:: Data for the task ::

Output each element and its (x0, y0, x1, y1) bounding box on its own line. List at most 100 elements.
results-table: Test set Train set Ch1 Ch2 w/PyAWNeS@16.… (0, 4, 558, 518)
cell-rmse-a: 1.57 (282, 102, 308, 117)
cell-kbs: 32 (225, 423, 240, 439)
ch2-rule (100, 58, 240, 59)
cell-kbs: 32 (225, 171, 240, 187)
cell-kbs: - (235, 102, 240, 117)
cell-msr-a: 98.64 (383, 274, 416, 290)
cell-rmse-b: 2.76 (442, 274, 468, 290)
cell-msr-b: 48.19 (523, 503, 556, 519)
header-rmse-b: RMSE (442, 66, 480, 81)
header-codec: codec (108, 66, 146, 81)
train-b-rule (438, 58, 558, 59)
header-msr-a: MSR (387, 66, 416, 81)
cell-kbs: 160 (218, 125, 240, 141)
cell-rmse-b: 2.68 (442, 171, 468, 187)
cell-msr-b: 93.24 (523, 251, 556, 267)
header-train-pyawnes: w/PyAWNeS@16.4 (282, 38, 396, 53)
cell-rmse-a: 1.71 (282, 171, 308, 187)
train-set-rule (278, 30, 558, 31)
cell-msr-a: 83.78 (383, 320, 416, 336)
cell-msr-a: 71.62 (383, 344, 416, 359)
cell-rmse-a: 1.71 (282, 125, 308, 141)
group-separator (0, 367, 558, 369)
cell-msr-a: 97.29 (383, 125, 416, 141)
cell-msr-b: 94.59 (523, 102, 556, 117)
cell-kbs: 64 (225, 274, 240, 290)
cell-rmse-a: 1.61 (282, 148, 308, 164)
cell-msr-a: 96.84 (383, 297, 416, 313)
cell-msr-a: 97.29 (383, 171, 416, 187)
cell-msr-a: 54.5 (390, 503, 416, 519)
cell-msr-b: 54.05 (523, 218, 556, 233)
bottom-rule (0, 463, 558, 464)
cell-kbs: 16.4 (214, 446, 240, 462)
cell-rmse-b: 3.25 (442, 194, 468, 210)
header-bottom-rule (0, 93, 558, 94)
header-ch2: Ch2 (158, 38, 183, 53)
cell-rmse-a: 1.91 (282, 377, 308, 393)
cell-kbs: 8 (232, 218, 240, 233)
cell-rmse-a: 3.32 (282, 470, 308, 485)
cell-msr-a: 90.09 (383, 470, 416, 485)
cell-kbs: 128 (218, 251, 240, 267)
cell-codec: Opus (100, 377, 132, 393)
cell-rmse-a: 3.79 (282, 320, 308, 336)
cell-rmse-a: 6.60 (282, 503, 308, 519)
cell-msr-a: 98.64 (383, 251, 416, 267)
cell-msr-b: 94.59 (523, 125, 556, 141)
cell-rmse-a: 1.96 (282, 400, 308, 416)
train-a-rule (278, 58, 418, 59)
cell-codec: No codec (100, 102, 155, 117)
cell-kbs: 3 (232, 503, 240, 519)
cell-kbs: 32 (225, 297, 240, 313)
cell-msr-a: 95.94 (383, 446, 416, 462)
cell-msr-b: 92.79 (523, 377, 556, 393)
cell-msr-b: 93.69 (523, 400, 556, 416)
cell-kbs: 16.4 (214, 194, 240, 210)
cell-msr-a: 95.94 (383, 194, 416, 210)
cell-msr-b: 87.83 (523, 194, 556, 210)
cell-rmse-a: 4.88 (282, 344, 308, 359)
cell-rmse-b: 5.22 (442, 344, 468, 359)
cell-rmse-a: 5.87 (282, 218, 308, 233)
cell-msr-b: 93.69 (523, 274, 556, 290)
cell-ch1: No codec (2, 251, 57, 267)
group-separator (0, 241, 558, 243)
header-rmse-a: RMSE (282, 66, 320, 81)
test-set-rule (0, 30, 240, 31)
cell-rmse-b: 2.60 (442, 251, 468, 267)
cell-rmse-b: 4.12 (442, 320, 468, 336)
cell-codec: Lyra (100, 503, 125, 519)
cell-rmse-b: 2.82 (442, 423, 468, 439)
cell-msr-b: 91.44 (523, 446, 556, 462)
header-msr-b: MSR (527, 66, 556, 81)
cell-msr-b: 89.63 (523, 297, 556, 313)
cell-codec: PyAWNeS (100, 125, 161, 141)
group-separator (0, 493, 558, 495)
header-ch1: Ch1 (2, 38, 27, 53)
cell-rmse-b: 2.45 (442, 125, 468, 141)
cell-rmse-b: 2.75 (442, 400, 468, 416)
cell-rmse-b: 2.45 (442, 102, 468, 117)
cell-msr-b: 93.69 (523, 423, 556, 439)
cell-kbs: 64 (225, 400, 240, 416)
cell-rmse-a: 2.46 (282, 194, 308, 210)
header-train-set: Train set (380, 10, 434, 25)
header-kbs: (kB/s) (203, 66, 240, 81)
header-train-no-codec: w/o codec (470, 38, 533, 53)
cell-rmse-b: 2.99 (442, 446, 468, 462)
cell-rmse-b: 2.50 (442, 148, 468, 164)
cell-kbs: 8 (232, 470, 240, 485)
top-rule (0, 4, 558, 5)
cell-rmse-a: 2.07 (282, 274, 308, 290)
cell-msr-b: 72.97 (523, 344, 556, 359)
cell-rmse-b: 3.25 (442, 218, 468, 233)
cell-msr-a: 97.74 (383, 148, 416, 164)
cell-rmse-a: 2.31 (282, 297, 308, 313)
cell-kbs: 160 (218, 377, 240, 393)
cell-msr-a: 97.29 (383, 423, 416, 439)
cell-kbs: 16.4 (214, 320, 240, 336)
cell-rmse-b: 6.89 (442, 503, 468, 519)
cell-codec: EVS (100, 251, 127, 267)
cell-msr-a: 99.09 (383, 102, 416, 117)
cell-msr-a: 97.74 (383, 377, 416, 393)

:::

▶ Your goal: Convert the material above into a Markdown table with the columns "No." and "Entry," numbering each line in order and omitting any blank lines.

▶ Completed task:
| No. | Entry |
|---|---|
| 1 | Output each element and its (x0, y0, x1, y1) bounding box on its own line. List at most 100 elements. |
| 2 | results-table: Test set Train set Ch1 Ch2 w/PyAWNeS@16.… (0, 4, 558, 518) |
| 3 | cell-rmse-a: 1.57 (282, 102, 308, 117) |
| 4 | cell-kbs: 32 (225, 423, 240, 439) |
| 5 | ch2-rule (100, 58, 240, 59) |
| 6 | cell-kbs: 32 (225, 171, 240, 187) |
| 7 | cell-kbs: - (235, 102, 240, 117) |
| 8 | cell-msr-a: 98.64 (383, 274, 416, 290) |
| 9 | cell-rmse-b: 2.76 (442, 274, 468, 290) |
| 10 | cell-msr-b: 48.19 (523, 503, 556, 519) |
| 11 | header-rmse-b: RMSE (442, 66, 480, 81) |
| 12 | header-codec: codec (108, 66, 146, 81) |
| 13 | train-b-rule (438, 58, 558, 59) |
| 14 | header-msr-a: MSR (387, 66, 416, 81) |
| 15 | cell-kbs: 160 (218, 125, 240, 141) |
| 16 | cell-rmse-b: 2.68 (442, 171, 468, 187) |
| 17 | cell-msr-b: 93.24 (523, 251, 556, 267) |
| 18 | header-train-pyawnes: w/PyAWNeS@16.4 (282, 38, 396, 53) |
| 19 | cell-rmse-a: 1.71 (282, 171, 308, 187) |
| 20 | train-set-rule (278, 30, 558, 31) |
| 21 | cell-msr-a: 83.78 (383, 320, 416, 336) |
| 22 | cell-msr-a: 71.62 (383, 344, 416, 359) |
| 23 | cell-rmse-a: 1.71 (282, 125, 308, 141) |
| 24 | group-separator (0, 367, 558, 369) |
| 25 | cell-msr-a: 97.29 (383, 125, 416, 141) |
| 26 | cell-msr-b: 94.59 (523, 102, 556, 117) |
| 27 | cell-kbs: 64 (225, 274, 240, 290) |
| 28 | cell-rmse-a: 1.61 (282, 148, 308, 164) |
| 29 | cell-msr-a: 96.84 (383, 297, 416, 313) |
| 30 | cell-msr-a: 97.29 (383, 171, 416, 187) |
| 31 | cell-msr-a: 54.5 (390, 503, 416, 519) |
| 32 | cell-msr-b: 54.05 (523, 218, 556, 233) |
| 33 | bottom-rule (0, 463, 558, 464) |
| 34 | cell-kbs: 16.4 (214, 446, 240, 462) |
| 35 | cell-rmse-b: 3.25 (442, 194, 468, 210) |
| 36 | header-bottom-rule (0, 93, 558, 94) |
| 37 | header-ch2: Ch2 (158, 38, 183, 53) |
| 38 | cell-rmse-a: 1.91 (282, 377, 308, 393) |
| 39 | cell-kbs: 8 (232, 218, 240, 233) |
| 40 | cell-rmse-a: 3.32 (282, 470, 308, 485) |
| 41 | cell-msr-a: 90.09 (383, 470, 416, 485) |
| 42 | cell-kbs: 128 (218, 251, 240, 267) |
| 43 | cell-codec: Opus (100, 377, 132, 393) |
| 44 | cell-rmse-a: 3.79 (282, 320, 308, 336) |
| 45 | cell-rmse-a: 6.60 (282, 503, 308, 519) |
| 46 | cell-msr-a: 98.64 (383, 251, 416, 267) |
| 47 | cell-msr-b: 94.59 (523, 125, 556, 141) |
| 48 | cell-rmse-a: 1.96 (282, 400, 308, 416) |
| 49 | train-a-rule (278, 58, 418, 59) |
| 50 | cell-codec: No codec (100, 102, 155, 117) |
| 51 | cell-kbs: 3 (232, 503, 240, 519) |
| 52 | cell-kbs: 32 (225, 297, 240, 313) |
| 53 | cell-msr-a: 95.94 (383, 446, 416, 462) |
| 54 | cell-msr-b: 92.79 (523, 377, 556, 393) |
| 55 | cell-msr-b: 93.69 (523, 400, 556, 416) |
| 56 | cell-kbs: 16.4 (214, 194, 240, 210) |
| 57 | cell-msr-a: 95.94 (383, 194, 416, 210) |
| 58 | cell-msr-b: 87.83 (523, 194, 556, 210) |
| 59 | cell-rmse-a: 4.88 (282, 344, 308, 359) |
| 60 | cell-rmse-b: 5.22 (442, 344, 468, 359) |
| 61 | cell-rmse-a: 5.87 (282, 218, 308, 233) |
| 62 | cell-msr-b: 93.69 (523, 274, 556, 290) |
| 63 | cell-ch1: No codec (2, 251, 57, 267) |
| 64 | group-separator (0, 241, 558, 243) |
| 65 | header-rmse-a: RMSE (282, 66, 320, 81) |
| 66 | test-set-rule (0, 30, 240, 31) |
| 67 | cell-rmse-b: 2.60 (442, 251, 468, 267) |
| 68 | cell-rmse-b: 4.12 (442, 320, 468, 336) |
| 69 | cell-codec: Lyra (100, 503, 125, 519) |
| 70 | cell-rmse-b: 2.82 (442, 423, 468, 439) |
| 71 | cell-msr-b: 91.44 (523, 446, 556, 462) |
| 72 | header-msr-b: MSR (527, 66, 556, 81) |
| 73 | cell-msr-b: 89.63 (523, 297, 556, 313) |
| 74 | cell-codec: PyAWNeS (100, 125, 161, 141) |
| 75 | group-separator (0, 493, 558, 495) |
| 76 | header-ch1: Ch1 (2, 38, 27, 53) |
| 77 | cell-rmse-b: 2.45 (442, 125, 468, 141) |
| 78 | cell-rmse-b: 2.75 (442, 400, 468, 416) |
| 79 | cell-rmse-b: 2.45 (442, 102, 468, 117) |
| 80 | cell-msr-b: 93.69 (523, 423, 556, 439) |
| 81 | cell-kbs: 64 (225, 400, 240, 416) |
| 82 | cell-rmse-a: 2.46 (282, 194, 308, 210) |
| 83 | header-train-set: Train set (380, 10, 434, 25) |
| 84 | header-kbs: (kB/s) (203, 66, 240, 81) |
| 85 | header-train-no-codec: w/o codec (470, 38, 533, 53) |
| 86 | cell-rmse-b: 2.99 (442, 446, 468, 462) |
| 87 | cell-rmse-b: 2.50 (442, 148, 468, 164) |
| 88 | cell-kbs: 8 (232, 470, 240, 485) |
| 89 | top-rule (0, 4, 558, 5) |
| 90 | cell-rmse-a: 2.07 (282, 274, 308, 290) |
| 91 | cell-msr-b: 72.97 (523, 344, 556, 359) |
| 92 | cell-rmse-b: 3.25 (442, 218, 468, 233) |
| 93 | cell-msr-a: 97.74 (383, 148, 416, 164) |
| 94 | cell-rmse-a: 2.31 (282, 297, 308, 313) |
| 95 | cell-kbs: 160 (218, 377, 240, 393) |
| 96 | cell-msr-a: 97.29 (383, 423, 416, 439) |
| 97 | cell-kbs: 16.4 (214, 320, 240, 336) |
| 98 | cell-rmse-b: 6.89 (442, 503, 468, 519) |
| 99 | cell-codec: EVS (100, 251, 127, 267) |
| 100 | cell-msr-a: 99.09 (383, 102, 416, 117) |
| 101 | cell-msr-a: 97.74 (383, 377, 416, 393) |